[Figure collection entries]
● ● ● ● ● ● ●

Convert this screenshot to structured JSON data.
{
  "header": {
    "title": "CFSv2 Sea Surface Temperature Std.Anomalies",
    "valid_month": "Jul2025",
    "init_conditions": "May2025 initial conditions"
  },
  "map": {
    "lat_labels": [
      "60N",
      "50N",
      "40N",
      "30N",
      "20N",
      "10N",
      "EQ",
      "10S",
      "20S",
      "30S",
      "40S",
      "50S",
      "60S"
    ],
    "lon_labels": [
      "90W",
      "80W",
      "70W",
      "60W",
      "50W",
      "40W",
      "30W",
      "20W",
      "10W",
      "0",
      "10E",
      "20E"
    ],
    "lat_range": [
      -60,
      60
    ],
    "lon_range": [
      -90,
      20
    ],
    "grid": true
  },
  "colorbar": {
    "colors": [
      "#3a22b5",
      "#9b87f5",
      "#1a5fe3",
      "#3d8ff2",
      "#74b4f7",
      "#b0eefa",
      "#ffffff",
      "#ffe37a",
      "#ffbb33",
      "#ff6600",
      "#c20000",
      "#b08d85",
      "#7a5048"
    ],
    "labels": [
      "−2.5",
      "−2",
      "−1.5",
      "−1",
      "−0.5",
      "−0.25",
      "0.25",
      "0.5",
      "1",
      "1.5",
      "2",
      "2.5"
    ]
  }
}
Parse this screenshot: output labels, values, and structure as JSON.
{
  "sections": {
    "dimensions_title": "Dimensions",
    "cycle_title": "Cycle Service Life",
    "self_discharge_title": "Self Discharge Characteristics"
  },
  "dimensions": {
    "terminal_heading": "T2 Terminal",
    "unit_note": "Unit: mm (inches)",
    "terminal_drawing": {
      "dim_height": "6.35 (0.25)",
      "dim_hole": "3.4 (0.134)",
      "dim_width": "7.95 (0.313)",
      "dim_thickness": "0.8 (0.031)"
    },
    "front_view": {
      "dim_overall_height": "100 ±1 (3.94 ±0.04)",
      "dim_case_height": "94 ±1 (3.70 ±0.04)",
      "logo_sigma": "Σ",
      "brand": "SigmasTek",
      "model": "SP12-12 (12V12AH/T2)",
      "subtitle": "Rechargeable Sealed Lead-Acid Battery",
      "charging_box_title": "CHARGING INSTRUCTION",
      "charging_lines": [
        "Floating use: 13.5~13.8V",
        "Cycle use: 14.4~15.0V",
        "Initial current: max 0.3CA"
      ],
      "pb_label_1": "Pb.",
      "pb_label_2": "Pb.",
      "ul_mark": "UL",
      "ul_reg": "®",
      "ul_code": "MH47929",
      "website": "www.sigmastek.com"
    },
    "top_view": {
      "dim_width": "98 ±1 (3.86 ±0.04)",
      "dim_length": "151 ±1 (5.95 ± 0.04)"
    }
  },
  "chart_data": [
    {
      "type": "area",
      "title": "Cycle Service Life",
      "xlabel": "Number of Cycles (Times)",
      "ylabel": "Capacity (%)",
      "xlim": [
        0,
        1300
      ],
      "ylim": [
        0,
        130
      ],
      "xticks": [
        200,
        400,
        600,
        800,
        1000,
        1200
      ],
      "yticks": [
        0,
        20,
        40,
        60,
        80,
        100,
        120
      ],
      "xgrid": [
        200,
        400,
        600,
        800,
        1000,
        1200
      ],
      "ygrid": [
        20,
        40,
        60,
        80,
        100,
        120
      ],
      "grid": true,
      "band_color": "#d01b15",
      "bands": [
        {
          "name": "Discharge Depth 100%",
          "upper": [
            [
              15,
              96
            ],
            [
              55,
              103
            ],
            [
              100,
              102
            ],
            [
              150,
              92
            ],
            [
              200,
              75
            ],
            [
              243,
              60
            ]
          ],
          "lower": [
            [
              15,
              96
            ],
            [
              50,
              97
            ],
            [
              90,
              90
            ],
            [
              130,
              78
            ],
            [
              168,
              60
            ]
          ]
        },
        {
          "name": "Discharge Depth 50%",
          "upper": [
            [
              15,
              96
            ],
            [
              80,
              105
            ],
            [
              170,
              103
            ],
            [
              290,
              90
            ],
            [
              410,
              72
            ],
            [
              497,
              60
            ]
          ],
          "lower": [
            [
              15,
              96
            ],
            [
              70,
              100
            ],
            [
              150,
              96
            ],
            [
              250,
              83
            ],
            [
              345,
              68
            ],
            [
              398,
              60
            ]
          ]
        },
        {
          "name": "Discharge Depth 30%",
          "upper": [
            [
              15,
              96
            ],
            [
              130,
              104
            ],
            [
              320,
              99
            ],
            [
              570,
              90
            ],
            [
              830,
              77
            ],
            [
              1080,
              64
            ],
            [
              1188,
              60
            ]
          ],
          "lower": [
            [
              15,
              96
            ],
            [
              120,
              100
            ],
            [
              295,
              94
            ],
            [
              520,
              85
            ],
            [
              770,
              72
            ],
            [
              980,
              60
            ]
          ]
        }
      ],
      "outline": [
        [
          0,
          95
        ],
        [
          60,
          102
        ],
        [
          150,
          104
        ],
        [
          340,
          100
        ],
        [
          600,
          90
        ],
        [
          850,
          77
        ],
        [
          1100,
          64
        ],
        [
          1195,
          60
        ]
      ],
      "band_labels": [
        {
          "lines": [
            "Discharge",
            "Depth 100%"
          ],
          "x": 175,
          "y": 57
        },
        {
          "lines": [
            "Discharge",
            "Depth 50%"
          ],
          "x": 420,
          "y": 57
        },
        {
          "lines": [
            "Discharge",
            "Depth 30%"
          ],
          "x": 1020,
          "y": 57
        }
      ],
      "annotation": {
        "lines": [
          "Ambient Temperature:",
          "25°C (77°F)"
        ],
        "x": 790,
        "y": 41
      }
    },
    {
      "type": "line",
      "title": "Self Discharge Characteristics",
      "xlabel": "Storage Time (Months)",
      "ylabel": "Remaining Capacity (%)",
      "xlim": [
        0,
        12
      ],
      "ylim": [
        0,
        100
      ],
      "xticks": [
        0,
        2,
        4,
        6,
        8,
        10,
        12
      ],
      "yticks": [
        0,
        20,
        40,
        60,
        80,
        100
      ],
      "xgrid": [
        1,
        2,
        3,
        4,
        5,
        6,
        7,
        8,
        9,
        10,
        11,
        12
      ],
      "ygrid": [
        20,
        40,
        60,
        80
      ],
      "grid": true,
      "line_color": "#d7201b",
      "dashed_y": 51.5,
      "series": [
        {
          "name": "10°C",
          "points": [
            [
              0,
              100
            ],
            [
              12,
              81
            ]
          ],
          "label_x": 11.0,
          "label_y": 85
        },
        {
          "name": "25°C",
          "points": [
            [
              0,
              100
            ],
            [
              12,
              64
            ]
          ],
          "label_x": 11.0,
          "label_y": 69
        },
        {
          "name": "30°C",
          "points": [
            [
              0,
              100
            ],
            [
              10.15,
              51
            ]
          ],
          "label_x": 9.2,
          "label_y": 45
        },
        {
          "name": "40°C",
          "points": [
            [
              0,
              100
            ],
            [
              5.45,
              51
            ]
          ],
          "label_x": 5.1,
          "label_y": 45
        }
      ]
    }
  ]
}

● ● ● ● ● ● ●

**Problem details:**
Among the entries, how many lines include the word "screenshot"? Answer with a single number and nothing further.

**Task output:**
2